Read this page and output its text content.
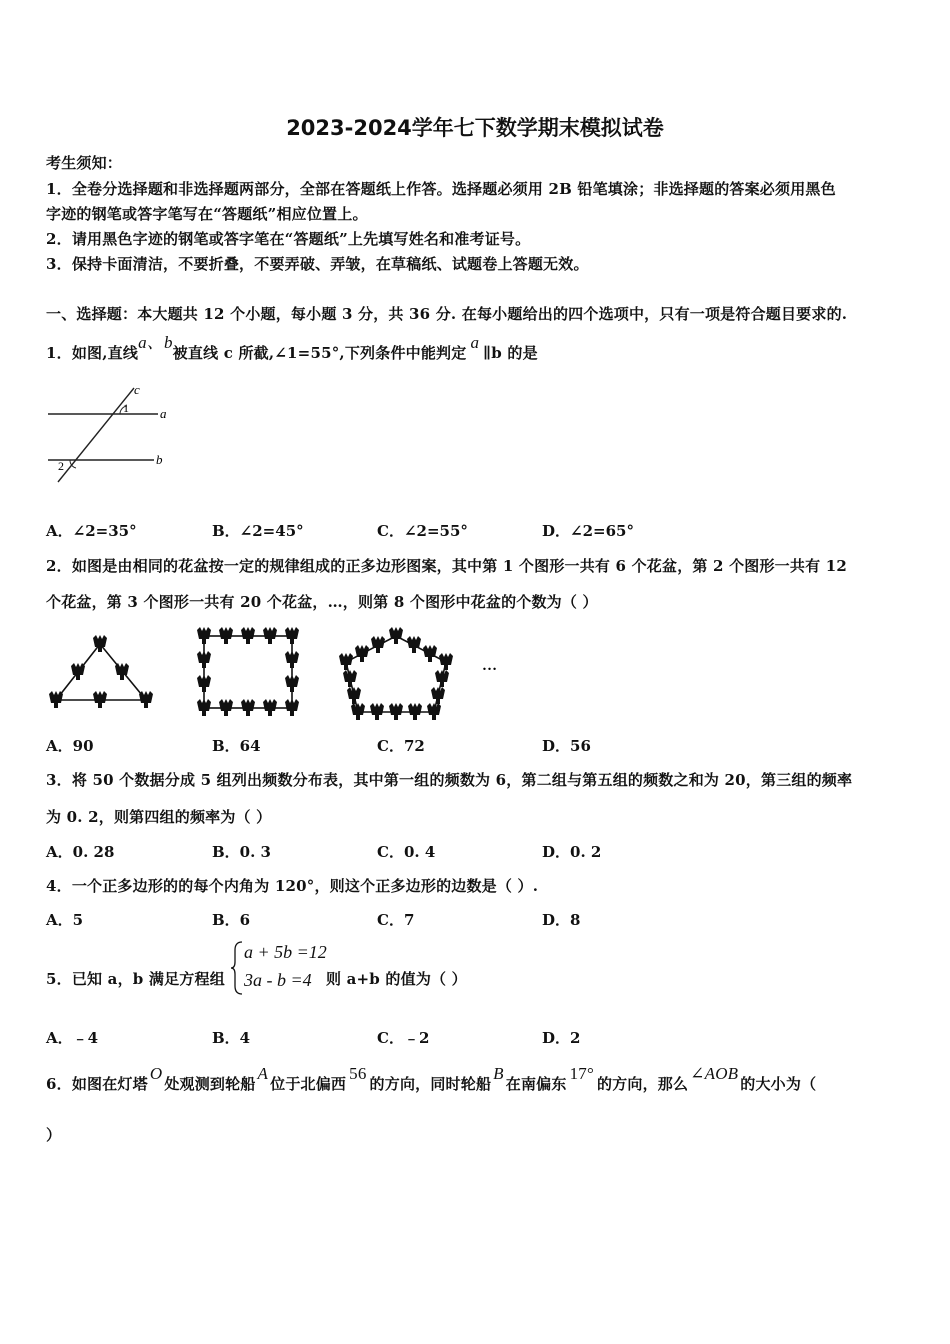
2023-2024学年七下数学期末模拟试卷
考生须知：
1．全卷分选择题和非选择题两部分，全部在答题纸上作答。选择题必须用 2B 铅笔填涂；非选择题的答案必须用黑色
字迹的钢笔或答字笔写在“答题纸”相应位置上。
2．请用黑色字迹的钢笔或答字笔在“答题纸”上先填写姓名和准考证号。
3．保持卡面清洁，不要折叠，不要弄破、弄皱，在草稿纸、试题卷上答题无效。
一、选择题：本大题共 12 个小题，每小题 3 分，共 36 分. 在每小题给出的四个选项中，只有一项是符合题目要求的.
1．如图,直线a、b被直线 c 所截,∠1=55°,下列条件中能判定a∥b 的是
c
a
b
1
2
A．∠2=35°	B．∠2=45°	C．∠2=55°	D．∠2=65°
2．如图是由相同的花盆按一定的规律组成的正多边形图案，其中第 1 个图形一共有 6 个花盆，第 2 个图形一共有 12
个花盆，第 3 个图形一共有 20 个花盆，…，则第 8 个图形中花盆的个数为（ ）
…
A．90	B．64	C．72	D．56
3．将 50 个数据分成 5 组列出频数分布表，其中第一组的频数为 6，第二组与第五组的频数之和为 20，第三组的频率
为 0. 2，则第四组的频率为（ ）
A．0. 28	B．0. 3	C．0. 4	D．0. 2
4．一个正多边形的的每个内角为 120°，则这个正多边形的边数是（ ）.
A．5	B．6	C．7	D．8
5．已知 a，b 满足方程组
a + 5b =12
3a - b =4 则 a+b 的值为（ ）
A．﹣4	B．4	C．﹣2	D．2
6．如图在灯塔O处观测到轮船A位于北偏西56的方向，同时轮船B在南偏东17°的方向，那么∠AOB的大小为（
）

## PROBLEM
Find the word "个图形一共有" and list each line it appears in.

## RESPONSE
2．如图是由相同的花盆按一定的规律组成的正多边形图案，其中第 1 个图形一共有 6 个花盆，第 2 个图形一共有 12
个花盆，第 3 个图形一共有 20 个花盆，…，则第 8 个图形中花盆的个数为（ ）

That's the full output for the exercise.